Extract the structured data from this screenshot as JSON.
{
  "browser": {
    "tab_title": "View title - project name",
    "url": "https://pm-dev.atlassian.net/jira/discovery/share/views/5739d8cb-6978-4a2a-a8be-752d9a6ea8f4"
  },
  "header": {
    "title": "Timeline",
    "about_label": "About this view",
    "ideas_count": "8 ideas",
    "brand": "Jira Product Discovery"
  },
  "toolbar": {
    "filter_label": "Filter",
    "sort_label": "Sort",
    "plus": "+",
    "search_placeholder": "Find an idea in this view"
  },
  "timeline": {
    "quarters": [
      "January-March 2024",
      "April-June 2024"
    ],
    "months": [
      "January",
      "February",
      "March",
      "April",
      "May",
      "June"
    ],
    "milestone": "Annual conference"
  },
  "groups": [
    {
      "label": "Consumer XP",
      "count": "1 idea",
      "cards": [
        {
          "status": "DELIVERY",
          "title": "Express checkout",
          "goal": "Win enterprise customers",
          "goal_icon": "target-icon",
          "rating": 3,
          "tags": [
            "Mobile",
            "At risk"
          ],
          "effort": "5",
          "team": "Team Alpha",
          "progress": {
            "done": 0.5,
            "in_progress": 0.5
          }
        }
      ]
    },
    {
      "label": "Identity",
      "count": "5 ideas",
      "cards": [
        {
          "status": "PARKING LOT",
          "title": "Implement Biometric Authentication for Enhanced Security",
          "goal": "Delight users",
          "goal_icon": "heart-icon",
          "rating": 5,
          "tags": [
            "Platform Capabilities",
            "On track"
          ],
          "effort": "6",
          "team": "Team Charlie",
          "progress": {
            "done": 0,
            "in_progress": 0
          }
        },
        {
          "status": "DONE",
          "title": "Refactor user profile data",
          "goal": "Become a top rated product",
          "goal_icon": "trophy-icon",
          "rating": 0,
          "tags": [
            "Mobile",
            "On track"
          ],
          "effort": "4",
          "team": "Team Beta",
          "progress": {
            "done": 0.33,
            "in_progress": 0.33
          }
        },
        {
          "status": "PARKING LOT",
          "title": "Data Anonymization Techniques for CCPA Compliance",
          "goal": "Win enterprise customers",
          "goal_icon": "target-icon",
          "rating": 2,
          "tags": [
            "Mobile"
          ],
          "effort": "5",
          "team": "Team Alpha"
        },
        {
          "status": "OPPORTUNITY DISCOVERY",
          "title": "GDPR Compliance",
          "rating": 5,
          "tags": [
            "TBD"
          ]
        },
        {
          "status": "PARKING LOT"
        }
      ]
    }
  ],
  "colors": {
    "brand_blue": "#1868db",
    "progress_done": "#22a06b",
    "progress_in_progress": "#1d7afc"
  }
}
━━━━━━
* _Instructions for the task_
Repeat the entries exactly, all of them.

* _Reply_
Extract the structured data from this screenshot as JSON.
{
  "browser": {
    "tab_title": "View title - project name",
    "url": "https://pm-dev.atlassian.net/jira/discovery/share/views/5739d8cb-6978-4a2a-a8be-752d9a6ea8f4"
  },
  "header": {
    "title": "Timeline",
    "about_label": "About this view",
    "ideas_count": "8 ideas",
    "brand": "Jira Product Discovery"
  },
  "toolbar": {
    "filter_label": "Filter",
    "sort_label": "Sort",
    "plus": "+",
    "search_placeholder": "Find an idea in this view"
  },
  "timeline": {
    "quarters": [
      "January-March 2024",
      "April-June 2024"
    ],
    "months": [
      "January",
      "February",
      "March",
      "April",
      "May",
      "June"
    ],
    "milestone": "Annual conference"
  },
  "groups": [
    {
      "label": "Consumer XP",
      "count": "1 idea",
      "cards": [
        {
          "status": "DELIVERY",
          "title": "Express checkout",
          "goal": "Win enterprise customers",
          "goal_icon": "target-icon",
          "rating": 3,
          "tags": [
            "Mobile",
            "At risk"
          ],
          "effort": "5",
          "team": "Team Alpha",
          "progress": {
            "done": 0.5,
            "in_progress": 0.5
          }
        }
      ]
    },
    {
      "label": "Identity",
      "count": "5 ideas",
      "cards": [
        {
          "status": "PARKING LOT",
          "title": "Implement Biometric Authentication for Enhanced Security",
          "goal": "Delight users",
          "goal_icon": "heart-icon",
          "rating": 5,
          "tags": [
            "Platform Capabilities",
            "On track"
          ],
          "effort": "6",
          "team": "Team Charlie",
          "progress": {
            "done": 0,
            "in_progress": 0
          }
        },
        {
          "status": "DONE",
          "title": "Refactor user profile data",
          "goal": "Become a top rated product",
          "goal_icon": "trophy-icon",
          "rating": 0,
          "tags": [
            "Mobile",
            "On track"
          ],
          "effort": "4",
          "team": "Team Beta",
          "progress": {
            "done": 0.33,
            "in_progress": 0.33
          }
        },
        {
          "status": "PARKING LOT",
          "title": "Data Anonymization Techniques for CCPA Compliance",
          "goal": "Win enterprise customers",
          "goal_icon": "target-icon",
          "rating": 2,
          "tags": [
            "Mobile"
          ],
          "effort": "5",
          "team": "Team Alpha"
        },
        {
          "status": "OPPORTUNITY DISCOVERY",
          "title": "GDPR Compliance",
          "rating": 5,
          "tags": [
            "TBD"
          ]
        },
        {
          "status": "PARKING LOT"
        }
      ]
    }
  ],
  "colors": {
    "brand_blue": "#1868db",
    "progress_done": "#22a06b",
    "progress_in_progress": "#1d7afc"
  }
}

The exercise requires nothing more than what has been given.